─── DATASET EXCERPTS
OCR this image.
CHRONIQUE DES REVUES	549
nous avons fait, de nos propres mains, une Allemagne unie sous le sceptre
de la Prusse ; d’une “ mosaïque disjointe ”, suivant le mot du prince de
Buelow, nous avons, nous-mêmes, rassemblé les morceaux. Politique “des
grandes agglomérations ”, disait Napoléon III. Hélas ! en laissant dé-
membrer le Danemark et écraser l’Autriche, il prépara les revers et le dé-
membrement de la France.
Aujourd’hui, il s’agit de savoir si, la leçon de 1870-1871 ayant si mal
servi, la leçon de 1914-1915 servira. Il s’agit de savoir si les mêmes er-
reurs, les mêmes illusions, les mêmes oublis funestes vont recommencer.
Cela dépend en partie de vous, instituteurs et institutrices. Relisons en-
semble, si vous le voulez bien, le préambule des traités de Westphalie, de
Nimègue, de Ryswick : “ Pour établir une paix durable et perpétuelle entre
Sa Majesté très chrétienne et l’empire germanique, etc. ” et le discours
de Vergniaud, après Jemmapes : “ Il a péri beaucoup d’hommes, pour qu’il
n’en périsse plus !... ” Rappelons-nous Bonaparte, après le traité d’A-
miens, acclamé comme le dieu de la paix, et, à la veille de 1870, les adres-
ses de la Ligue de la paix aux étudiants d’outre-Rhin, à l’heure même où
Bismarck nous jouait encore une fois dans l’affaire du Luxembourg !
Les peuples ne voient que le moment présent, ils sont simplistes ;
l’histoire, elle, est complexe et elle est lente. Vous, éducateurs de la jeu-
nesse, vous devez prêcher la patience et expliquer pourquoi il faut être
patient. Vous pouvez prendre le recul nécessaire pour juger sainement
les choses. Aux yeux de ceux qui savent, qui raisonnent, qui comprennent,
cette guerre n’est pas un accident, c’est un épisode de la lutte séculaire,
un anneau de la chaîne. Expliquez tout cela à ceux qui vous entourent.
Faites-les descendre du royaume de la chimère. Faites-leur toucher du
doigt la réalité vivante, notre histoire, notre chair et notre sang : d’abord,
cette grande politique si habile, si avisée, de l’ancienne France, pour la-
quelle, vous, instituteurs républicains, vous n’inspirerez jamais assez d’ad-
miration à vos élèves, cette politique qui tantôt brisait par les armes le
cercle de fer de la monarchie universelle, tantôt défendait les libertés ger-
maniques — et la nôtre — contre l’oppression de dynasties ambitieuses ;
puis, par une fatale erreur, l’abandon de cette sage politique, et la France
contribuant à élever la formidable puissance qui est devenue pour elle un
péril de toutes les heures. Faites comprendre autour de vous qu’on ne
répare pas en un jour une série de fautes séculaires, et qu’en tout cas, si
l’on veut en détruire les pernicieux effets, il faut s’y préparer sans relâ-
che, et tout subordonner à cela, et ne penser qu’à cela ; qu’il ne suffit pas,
──────
─── DATASET EXCERPTS
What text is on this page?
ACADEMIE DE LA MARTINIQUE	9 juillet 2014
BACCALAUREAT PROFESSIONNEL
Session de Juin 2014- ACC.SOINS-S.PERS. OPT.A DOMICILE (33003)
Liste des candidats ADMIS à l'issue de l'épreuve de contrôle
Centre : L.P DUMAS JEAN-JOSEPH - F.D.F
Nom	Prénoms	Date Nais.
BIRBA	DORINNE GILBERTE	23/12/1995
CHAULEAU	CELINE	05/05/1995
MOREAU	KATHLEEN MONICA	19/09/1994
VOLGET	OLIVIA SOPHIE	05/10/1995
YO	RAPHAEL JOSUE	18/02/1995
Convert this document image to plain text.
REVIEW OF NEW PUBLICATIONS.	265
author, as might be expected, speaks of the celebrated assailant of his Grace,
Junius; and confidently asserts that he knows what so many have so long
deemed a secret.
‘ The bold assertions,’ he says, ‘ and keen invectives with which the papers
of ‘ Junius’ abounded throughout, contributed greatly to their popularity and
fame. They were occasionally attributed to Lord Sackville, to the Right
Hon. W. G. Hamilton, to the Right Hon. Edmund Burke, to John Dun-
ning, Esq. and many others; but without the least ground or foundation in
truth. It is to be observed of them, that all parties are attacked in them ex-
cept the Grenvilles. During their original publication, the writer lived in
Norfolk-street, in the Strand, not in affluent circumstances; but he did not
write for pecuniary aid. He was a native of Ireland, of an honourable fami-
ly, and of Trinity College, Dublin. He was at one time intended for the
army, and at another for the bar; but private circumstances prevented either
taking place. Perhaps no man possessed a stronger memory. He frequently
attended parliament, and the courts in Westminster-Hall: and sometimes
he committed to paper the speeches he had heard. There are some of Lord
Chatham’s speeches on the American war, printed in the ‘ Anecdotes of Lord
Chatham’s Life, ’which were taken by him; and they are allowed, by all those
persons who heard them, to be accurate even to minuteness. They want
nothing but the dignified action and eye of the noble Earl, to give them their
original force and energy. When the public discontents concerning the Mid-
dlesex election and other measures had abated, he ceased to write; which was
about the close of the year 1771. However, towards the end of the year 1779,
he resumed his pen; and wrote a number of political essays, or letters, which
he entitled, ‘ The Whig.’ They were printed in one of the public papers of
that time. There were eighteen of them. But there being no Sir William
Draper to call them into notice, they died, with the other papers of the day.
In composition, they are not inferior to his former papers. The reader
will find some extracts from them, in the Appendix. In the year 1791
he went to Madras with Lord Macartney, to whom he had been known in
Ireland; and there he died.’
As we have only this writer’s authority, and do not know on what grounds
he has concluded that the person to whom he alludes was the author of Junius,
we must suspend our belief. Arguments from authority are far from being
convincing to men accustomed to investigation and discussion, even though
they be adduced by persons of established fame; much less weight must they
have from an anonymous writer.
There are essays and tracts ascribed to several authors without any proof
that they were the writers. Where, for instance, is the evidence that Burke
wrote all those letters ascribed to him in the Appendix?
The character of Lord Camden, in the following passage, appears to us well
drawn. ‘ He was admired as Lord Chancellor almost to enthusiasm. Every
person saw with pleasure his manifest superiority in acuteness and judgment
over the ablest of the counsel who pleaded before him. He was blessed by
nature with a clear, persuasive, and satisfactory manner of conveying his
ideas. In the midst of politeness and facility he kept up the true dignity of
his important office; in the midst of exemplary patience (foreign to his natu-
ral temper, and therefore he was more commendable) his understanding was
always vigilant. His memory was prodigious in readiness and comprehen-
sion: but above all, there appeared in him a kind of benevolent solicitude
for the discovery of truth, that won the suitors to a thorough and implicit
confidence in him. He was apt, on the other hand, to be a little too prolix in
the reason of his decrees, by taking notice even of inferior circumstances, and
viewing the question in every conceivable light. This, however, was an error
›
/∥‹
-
──────
THE EXERCISE:
Find each line holding the string "whom" and copy it out.

EXERCISE RESPONSE:
he went to Madras with Lord Macartney, to whom he had been known in
he has concluded that the person to whom he alludes was the author of Junius,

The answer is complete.